● **Short task 1**: Write out, word for word, the part of the forum thread on actors' accents from "I never liked" to "into an injun?".
● **Short task 2**: Pick up the forum thread on actors' accents after its last sentence and keep it going.

I never liked Rod Taylor since I read Kenneth More's autobiography, and his strange accent in WORLD WITHOUT END was quite ridiculous.
But you are right about Pate in SECRET OF THE INCAS, hob. He actually did sound like someone whose first language wasn't English, but he also sounded very dignified, as befits someone named after the great Inca warrior, Pachacutec.
Is Rod Taylor a boozer? He looks just like one of my Irish uncles, who could drink anyone under the table. Haha James, Rod Taylor's weird accent in WWE, how could the director let him get away with talking like that?
Has anybody seen that "Frasier" episode when those yank actors are trying to be brits? They even made Dick Van Dyke sound like a Cockney!
Has anybody seen Michael Pate in one of his movies before he went to Hollywood and turned into an injun?
Did he speak in a broad Aussie accent in those?
"The internet is for lonely people. People should live." Charlton Heston
Yes indeed, Os, Rod Taylor was very definitely a boozer...and a notorious womanizer to boot. I mean, he is an Aussie, for Pete's (or is that Pate's?) sake. They are not known as reluctant pub patrons.

● **Information supplied**:
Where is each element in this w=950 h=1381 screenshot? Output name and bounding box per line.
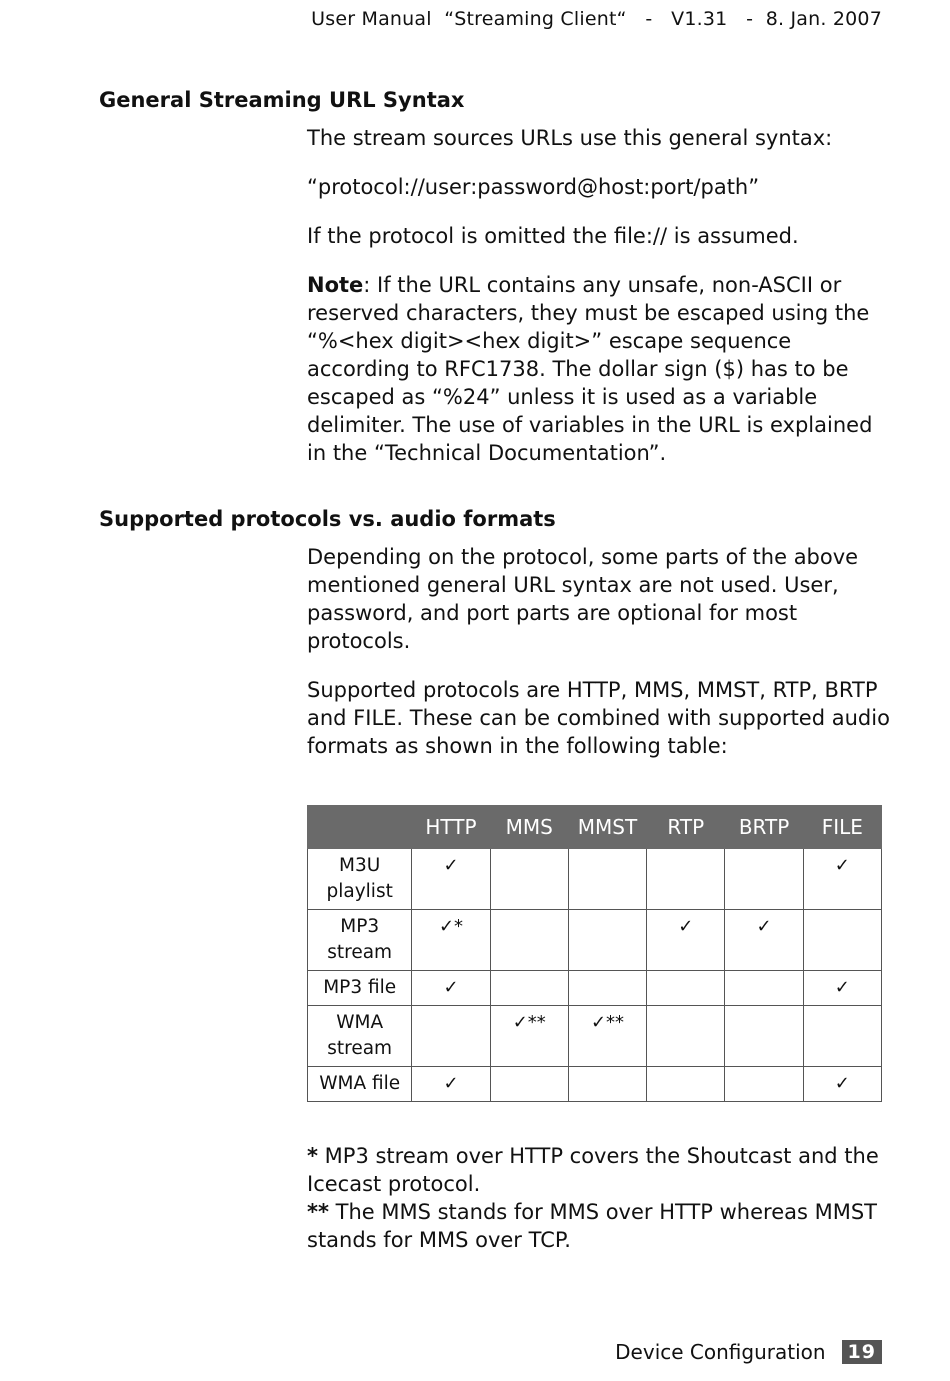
footnote-text: MP3 stream over HTTP covers the Shoutcast and the Icecast protocol. (307, 1144, 879, 1196)
table-cell: ✓ (803, 849, 881, 910)
table-cell (647, 849, 725, 910)
table-row (308, 971, 882, 1006)
table-row (308, 910, 882, 971)
table-cell (490, 971, 568, 1006)
footnote-mark: ** (307, 1200, 329, 1224)
row-header: MP3 file (308, 971, 412, 1006)
footnote-1 (307, 1142, 892, 1198)
table-cell: ✓** (568, 1006, 646, 1067)
row-header: WMA file (308, 1067, 412, 1102)
url-syntax-example: “protocol://user:password@host:port/path” (307, 175, 760, 199)
table-cell (725, 971, 803, 1006)
column-header-mmst: MMST (568, 806, 646, 849)
table-cell: ✓ (725, 910, 803, 971)
table-cell (725, 849, 803, 910)
page-footer (615, 1340, 882, 1364)
footnote-mark: * (307, 1144, 318, 1168)
table-row (308, 1067, 882, 1102)
paragraph: If the protocol is omitted the file:// is assumed. (307, 224, 799, 248)
paragraph: Supported protocols are HTTP, MMS, MMST, RTP, BRTP and FILE. These can be combined with supported audio formats as shown in the following table: (307, 678, 890, 758)
table-cell: ✓ (803, 971, 881, 1006)
footnote-text: The MMS stands for MMS over HTTP whereas MMST stands for MMS over TCP. (307, 1200, 878, 1252)
section-heading-url-syntax: General Streaming URL Syntax (99, 88, 465, 112)
table-cell (568, 910, 646, 971)
table-cell (725, 1006, 803, 1067)
column-header-brtp: BRTP (725, 806, 803, 849)
table-cell (725, 1067, 803, 1102)
table-cell (647, 1006, 725, 1067)
table-cell (803, 1006, 881, 1067)
row-header: M3U playlist (308, 849, 412, 910)
table-cell (568, 971, 646, 1006)
column-header-rtp: RTP (647, 806, 725, 849)
table-cell (568, 1067, 646, 1102)
url-syntax-body (307, 124, 892, 488)
table-header-corner (308, 806, 412, 849)
row-header: MP3 stream (308, 910, 412, 971)
table-cell (490, 910, 568, 971)
column-header-http: HTTP (412, 806, 490, 849)
column-header-file: FILE (803, 806, 881, 849)
protocols-body (307, 543, 892, 781)
table-cell: ✓* (412, 910, 490, 971)
note-paragraph (307, 271, 892, 467)
table-cell: ✓ (412, 849, 490, 910)
protocol-format-table (307, 805, 882, 1102)
table-cell: ✓ (803, 1067, 881, 1102)
section-heading-protocols: Supported protocols vs. audio formats (99, 507, 556, 531)
table-cell: ✓ (412, 1067, 490, 1102)
footnote-2 (307, 1198, 892, 1254)
note-text: : If the URL contains any unsafe, non-ASCII or reserved characters, they must be escaped using the “%<hex digit><hex digit>” escape sequence according to RFC1738. The dollar sign ($) has to be escaped as “%24” unless it is used as a variable delimiter. The use of variables in the URL is explained in the “Technical Documentation”. (307, 273, 873, 465)
table-header-row (308, 806, 882, 849)
note-label: Note (307, 273, 364, 297)
row-header: WMA stream (308, 1006, 412, 1067)
table-cell (647, 1067, 725, 1102)
table-cell: ✓ (412, 971, 490, 1006)
running-header: User Manual “Streaming Client“ - V1.31 - 8. Jan. 2007 (311, 8, 882, 30)
table-cell (803, 910, 881, 971)
table-cell: ✓ (647, 910, 725, 971)
paragraph: Depending on the protocol, some parts of the above mentioned general URL syntax are not used. User, password, and port parts are optional for most protocols. (307, 545, 859, 653)
table-cell (490, 849, 568, 910)
footer-section-label: Device Configuration (615, 1340, 826, 1364)
column-header-mms: MMS (490, 806, 568, 849)
table-cell (647, 971, 725, 1006)
footnotes (307, 1142, 892, 1254)
table-cell (490, 1067, 568, 1102)
table-row (308, 849, 882, 910)
table-cell (412, 1006, 490, 1067)
page-number: 19 (842, 1340, 882, 1364)
table-cell (568, 849, 646, 910)
table-row (308, 1006, 882, 1067)
paragraph: The stream sources URLs use this general syntax: (307, 126, 833, 150)
table-cell: ✓** (490, 1006, 568, 1067)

● **Task result 1**:
I never liked Rod Taylor since I read Kenneth More's autobiography, and his strange accent in WORLD WITHOUT END was quite ridiculous.
But you are right about Pate in SECRET OF THE INCAS, hob. He actually did sound like someone whose first language wasn't English, but he also sounded very dignified, as befits someone named after the great Inca warrior, Pachacutec.
Is Rod Taylor a boozer? He looks just like one of my Irish uncles, who could drink anyone under the table. Haha James, Rod Taylor's weird accent in WWE, how could the director let him get away with talking like that?
Has anybody seen that "Frasier" episode when those yank actors are trying to be brits? They even made Dick Van Dyke sound like a Cockney!
Has anybody seen Michael Pate in one of his movies before he went to Hollywood and turned into an injun?

● **Task result 2**:
About his accent in WWE, please see my reply to James above. (Amended: that reply came out below!)
I think the Frasier episode (which I vaguely remember seeing in the 90s) was meant to be a joke, wasn't it -- with deliberately bad accents? My wife is always making fun of Dick Van Dyke's over-the-top "Cockney" accent in Mary Poppins. Even most Americans found it ridiculous, loud and inauthentic, but here too from what I understand it was supposed to be that way, overdone and artificial. Not that I think Van Dyke, a talented performer, would have been much better had he tried to play it straight, or straighter. Anyway, I don't like the movie and haven't seen it in decades, and his fake Cockney is one of the off-putting reasons for me. The biggest is Julie Andrews.
Michael Pate made only a couple of movies in Australia before coming to America in the early 50s. I doubt his films have had much if any circulation outside Australia. Like most Aussie actors of his day he made his money mainly in radio, which was huge in Australia before television came in in 1956. Rod Taylor basically had a parallel career pattern. I think once he returned home for good his Aussie accent resumed its language-ravaging march, so you could probably get a good idea of his pre-Hollywood speech by seeing him from the late 60s onward.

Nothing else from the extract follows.